- _PARTS OF THE EXERCISE_
a - According to the PDF table converter description below, what is the default DPI for converting each page to an image?
b - From the PDF table converter description below, print the passage starting with "PDF Tables Converter" and going on through "the conversion quality.".
c - Carry on the PDF table converter description below from its final sentence.

- _SELECTED EXCERPT_
/pdf-table-converter

A Java 8 executable library for converting tables in PDF files to plain Java Objects or HTML files in a standard format.

Primary LanguageJava

PDF Tables Converter

A Java 8 executable library for converting tables in PDF files to plain Java Objects or HTML files in a standard format.

Introduction

This library uses 10 steps to read and process input PDF files and convert them to plain Java Objects or HTML files.

Step 1: Convert PDF to PNG images

It calls pdftoppm to convert each page to an image. The default DPI is 150. Decreasing the DPI can speed up the conversion process but the conversion quality will also drop. Increasing the DPI does not seem to improve the conversion quality.

Step 1

Step 2: Convert colored image to grayscale

In most cases, color information is not useful so we just use grayscale, which can speed up the whole process significantly.

- _DATA ENTRIES_
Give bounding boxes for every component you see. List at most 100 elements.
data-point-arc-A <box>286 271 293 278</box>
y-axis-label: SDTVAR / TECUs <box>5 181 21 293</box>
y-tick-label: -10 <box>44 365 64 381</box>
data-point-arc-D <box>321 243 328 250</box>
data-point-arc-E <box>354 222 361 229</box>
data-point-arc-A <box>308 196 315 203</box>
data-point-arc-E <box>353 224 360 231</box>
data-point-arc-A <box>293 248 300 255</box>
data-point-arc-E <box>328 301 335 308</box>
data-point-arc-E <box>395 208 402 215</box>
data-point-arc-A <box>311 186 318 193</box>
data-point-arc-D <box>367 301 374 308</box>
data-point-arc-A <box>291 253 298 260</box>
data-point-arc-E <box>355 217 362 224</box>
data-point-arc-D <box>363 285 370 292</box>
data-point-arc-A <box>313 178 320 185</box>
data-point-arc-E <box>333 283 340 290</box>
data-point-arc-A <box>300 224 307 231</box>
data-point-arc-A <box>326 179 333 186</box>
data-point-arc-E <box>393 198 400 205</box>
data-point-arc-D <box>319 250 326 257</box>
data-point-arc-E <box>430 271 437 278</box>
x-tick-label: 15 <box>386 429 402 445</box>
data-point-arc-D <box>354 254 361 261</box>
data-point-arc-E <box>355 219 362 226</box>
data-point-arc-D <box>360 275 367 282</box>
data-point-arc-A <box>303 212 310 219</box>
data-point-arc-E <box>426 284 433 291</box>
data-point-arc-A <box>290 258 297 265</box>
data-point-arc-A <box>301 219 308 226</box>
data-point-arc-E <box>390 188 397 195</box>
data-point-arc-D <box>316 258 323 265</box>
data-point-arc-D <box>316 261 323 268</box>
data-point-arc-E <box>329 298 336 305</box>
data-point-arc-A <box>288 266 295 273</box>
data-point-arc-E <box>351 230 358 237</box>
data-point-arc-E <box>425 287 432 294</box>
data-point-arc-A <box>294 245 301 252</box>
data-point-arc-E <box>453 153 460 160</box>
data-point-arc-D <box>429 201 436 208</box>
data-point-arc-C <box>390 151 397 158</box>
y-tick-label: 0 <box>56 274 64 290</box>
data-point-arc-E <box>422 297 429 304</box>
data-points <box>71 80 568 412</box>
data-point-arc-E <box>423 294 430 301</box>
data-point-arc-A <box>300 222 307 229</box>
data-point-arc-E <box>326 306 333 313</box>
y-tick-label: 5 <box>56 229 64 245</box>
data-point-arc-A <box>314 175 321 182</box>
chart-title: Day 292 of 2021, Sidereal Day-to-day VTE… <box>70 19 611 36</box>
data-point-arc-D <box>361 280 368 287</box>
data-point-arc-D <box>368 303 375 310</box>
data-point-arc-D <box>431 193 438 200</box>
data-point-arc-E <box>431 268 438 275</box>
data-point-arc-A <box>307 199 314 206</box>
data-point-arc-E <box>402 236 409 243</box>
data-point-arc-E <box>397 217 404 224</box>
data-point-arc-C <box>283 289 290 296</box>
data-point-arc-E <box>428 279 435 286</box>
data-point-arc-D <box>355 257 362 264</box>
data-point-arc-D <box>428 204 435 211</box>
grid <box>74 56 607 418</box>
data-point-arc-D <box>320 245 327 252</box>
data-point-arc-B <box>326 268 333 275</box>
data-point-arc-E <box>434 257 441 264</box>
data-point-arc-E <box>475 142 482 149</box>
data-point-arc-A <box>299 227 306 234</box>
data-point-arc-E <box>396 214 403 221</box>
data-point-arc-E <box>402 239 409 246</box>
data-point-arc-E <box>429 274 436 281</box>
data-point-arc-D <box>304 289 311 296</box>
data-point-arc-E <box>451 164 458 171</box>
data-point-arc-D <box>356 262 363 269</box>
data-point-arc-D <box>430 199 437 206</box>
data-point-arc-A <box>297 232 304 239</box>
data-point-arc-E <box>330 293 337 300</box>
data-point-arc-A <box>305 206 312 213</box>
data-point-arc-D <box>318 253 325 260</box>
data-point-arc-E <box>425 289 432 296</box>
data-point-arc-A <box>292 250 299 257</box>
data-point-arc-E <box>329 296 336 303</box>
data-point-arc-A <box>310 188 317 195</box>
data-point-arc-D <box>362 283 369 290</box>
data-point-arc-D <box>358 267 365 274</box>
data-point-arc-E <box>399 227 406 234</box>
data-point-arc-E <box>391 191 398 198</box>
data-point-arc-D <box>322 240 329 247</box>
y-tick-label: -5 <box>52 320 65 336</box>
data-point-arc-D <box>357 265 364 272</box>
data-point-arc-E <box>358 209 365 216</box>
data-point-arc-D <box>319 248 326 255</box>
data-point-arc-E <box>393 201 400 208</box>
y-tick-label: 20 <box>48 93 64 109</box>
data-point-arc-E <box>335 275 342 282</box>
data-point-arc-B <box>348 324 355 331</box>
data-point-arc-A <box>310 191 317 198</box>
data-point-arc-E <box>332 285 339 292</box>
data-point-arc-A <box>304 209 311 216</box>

- _RESPONSES PER TASK_
a - 150

b -
PDF Tables Converter

A Java 8 executable library for converting tables in PDF files to plain Java Objects or HTML files in a standard format.

Introduction

This library uses 10 steps to read and process input PDF files and convert them to plain Java Objects or HTML files.

Step 1: Convert PDF to PNG images

It calls pdftoppm to convert each page to an image. The default DPI is 150. Decreasing the DPI can speed up the conversion process but the conversion quality will also drop. Increasing the DPI does not seem to improve the conversion quality.

c -
Step 2

Step 3: Convert grayscale image to binary

The grascale image is first inverted by applying a bitwise NOT operator to each byte value. Then we apply adaptive thresholding to obtain a high quality binary image.

Step 3

Step 4: Detect horizontal lines

Use a morphological operator to detect horizontal lines.

Step 4

Step 5: Detect vertical lines

Use a morphological operator to detect vertical lines.

Step 5

Step 6: Superposition horizontal and vertical lines

Combine the horizontal and vertical lines to reconstruct the table lines.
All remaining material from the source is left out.